INSTRUCTIONS TO FOLLOW: Copy every line that holds "cette".
** start **
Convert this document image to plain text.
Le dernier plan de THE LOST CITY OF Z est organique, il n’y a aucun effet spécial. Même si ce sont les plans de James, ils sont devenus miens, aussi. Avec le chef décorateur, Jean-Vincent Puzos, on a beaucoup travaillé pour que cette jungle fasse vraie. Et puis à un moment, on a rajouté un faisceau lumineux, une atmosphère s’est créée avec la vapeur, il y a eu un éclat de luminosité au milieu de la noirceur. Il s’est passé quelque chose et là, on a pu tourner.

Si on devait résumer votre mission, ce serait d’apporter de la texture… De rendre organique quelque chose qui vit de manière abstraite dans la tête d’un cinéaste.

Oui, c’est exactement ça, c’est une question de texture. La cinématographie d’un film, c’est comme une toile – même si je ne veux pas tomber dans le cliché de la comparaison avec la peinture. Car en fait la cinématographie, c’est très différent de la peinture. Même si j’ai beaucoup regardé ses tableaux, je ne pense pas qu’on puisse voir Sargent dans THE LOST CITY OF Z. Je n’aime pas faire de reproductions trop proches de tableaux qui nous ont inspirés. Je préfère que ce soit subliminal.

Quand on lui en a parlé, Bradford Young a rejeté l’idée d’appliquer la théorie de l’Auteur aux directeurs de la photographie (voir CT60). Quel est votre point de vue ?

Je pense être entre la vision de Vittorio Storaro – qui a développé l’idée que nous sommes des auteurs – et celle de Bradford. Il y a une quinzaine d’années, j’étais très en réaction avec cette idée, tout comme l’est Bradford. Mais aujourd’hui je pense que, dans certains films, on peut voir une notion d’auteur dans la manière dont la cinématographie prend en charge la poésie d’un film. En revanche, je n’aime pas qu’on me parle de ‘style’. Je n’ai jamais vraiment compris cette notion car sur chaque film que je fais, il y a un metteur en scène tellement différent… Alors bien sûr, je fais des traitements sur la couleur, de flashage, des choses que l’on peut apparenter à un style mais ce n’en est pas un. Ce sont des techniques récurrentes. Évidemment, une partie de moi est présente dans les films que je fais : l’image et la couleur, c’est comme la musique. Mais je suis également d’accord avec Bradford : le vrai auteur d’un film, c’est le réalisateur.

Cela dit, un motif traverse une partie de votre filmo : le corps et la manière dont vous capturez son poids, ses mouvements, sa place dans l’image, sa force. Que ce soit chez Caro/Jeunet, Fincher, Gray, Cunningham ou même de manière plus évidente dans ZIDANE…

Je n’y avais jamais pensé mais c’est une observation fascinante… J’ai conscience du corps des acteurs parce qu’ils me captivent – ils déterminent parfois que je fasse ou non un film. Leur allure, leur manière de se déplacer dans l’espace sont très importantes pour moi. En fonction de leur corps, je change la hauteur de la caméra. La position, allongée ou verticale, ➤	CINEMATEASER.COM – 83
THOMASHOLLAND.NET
** end **
FINISHED ANSWER:
Le dernier plan de THE LOST CITY OF Z est organique, il n’y a aucun effet spécial. Même si ce sont les plans de James, ils sont devenus miens, aussi. Avec le chef décorateur, Jean-Vincent Puzos, on a beaucoup travaillé pour que cette jungle fasse vraie. Et puis à un moment, on a rajouté un faisceau lumineux, une atmosphère s’est créée avec la vapeur, il y a eu un éclat de luminosité au milieu de la noirceur. Il s’est passé quelque chose et là, on a pu tourner.
Je pense être entre la vision de Vittorio Storaro – qui a développé l’idée que nous sommes des auteurs – et celle de Bradford. Il y a une quinzaine d’années, j’étais très en réaction avec cette idée, tout comme l’est Bradford. Mais aujourd’hui je pense que, dans certains films, on peut voir une notion d’auteur dans la manière dont la cinématographie prend en charge la poésie d’un film. En revanche, je n’aime pas qu’on me parle de ‘style’. Je n’ai jamais vraiment compris cette notion car sur chaque film que je fais, il y a un metteur en scène tellement différent… Alors bien sûr, je fais des traitements sur la couleur, de flashage, des choses que l’on peut apparenter à un style mais ce n’en est pas un. Ce sont des techniques récurrentes. Évidemment, une partie de moi est présente dans les films que je fais : l’image et la couleur, c’est comme la musique. Mais je suis également d’accord avec Bradford : le vrai auteur d’un film, c’est le réalisateur.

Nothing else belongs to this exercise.